## What is asked
Your task is to extract every line from the material below exactly.

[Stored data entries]
* * *

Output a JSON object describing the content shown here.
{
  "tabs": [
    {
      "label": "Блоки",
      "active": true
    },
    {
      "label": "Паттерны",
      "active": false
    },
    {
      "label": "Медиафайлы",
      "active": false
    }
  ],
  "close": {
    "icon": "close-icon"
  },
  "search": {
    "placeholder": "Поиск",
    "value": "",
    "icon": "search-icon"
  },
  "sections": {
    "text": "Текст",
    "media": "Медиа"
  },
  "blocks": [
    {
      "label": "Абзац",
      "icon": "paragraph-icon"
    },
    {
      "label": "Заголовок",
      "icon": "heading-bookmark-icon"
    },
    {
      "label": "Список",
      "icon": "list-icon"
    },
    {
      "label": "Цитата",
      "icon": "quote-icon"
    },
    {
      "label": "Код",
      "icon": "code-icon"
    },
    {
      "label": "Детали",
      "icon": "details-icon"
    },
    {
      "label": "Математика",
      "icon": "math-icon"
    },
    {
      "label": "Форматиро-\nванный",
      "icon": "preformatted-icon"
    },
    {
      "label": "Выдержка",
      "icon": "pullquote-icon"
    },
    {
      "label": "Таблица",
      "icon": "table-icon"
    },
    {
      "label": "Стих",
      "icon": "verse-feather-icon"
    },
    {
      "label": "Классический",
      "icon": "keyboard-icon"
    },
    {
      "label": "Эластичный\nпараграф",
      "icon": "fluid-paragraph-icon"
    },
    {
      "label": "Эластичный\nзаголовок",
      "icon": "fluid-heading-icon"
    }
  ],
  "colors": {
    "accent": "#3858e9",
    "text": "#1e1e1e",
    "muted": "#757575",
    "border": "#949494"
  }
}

* * *

## The response
Output a JSON object describing the content shown here.
{
  "tabs": [
    {
      "label": "Блоки",
      "active": true
    },
    {
      "label": "Паттерны",
      "active": false
    },
    {
      "label": "Медиафайлы",
      "active": false
    }
  ],
  "close": {
    "icon": "close-icon"
  },
  "search": {
    "placeholder": "Поиск",
    "value": "",
    "icon": "search-icon"
  },
  "sections": {
    "text": "Текст",
    "media": "Медиа"
  },
  "blocks": [
    {
      "label": "Абзац",
      "icon": "paragraph-icon"
    },
    {
      "label": "Заголовок",
      "icon": "heading-bookmark-icon"
    },
    {
      "label": "Список",
      "icon": "list-icon"
    },
    {
      "label": "Цитата",
      "icon": "quote-icon"
    },
    {
      "label": "Код",
      "icon": "code-icon"
    },
    {
      "label": "Детали",
      "icon": "details-icon"
    },
    {
      "label": "Математика",
      "icon": "math-icon"
    },
    {
      "label": "Форматиро-\nванный",
      "icon": "preformatted-icon"
    },
    {
      "label": "Выдержка",
      "icon": "pullquote-icon"
    },
    {
      "label": "Таблица",
      "icon": "table-icon"
    },
    {
      "label": "Стих",
      "icon": "verse-feather-icon"
    },
    {
      "label": "Классический",
      "icon": "keyboard-icon"
    },
    {
      "label": "Эластичный\nпараграф",
      "icon": "fluid-paragraph-icon"
    },
    {
      "label": "Эластичный\nзаголовок",
      "icon": "fluid-heading-icon"
    }
  ],
  "colors": {
    "accent": "#3858e9",
    "text": "#1e1e1e",
    "muted": "#757575",
    "border": "#949494"
  }
}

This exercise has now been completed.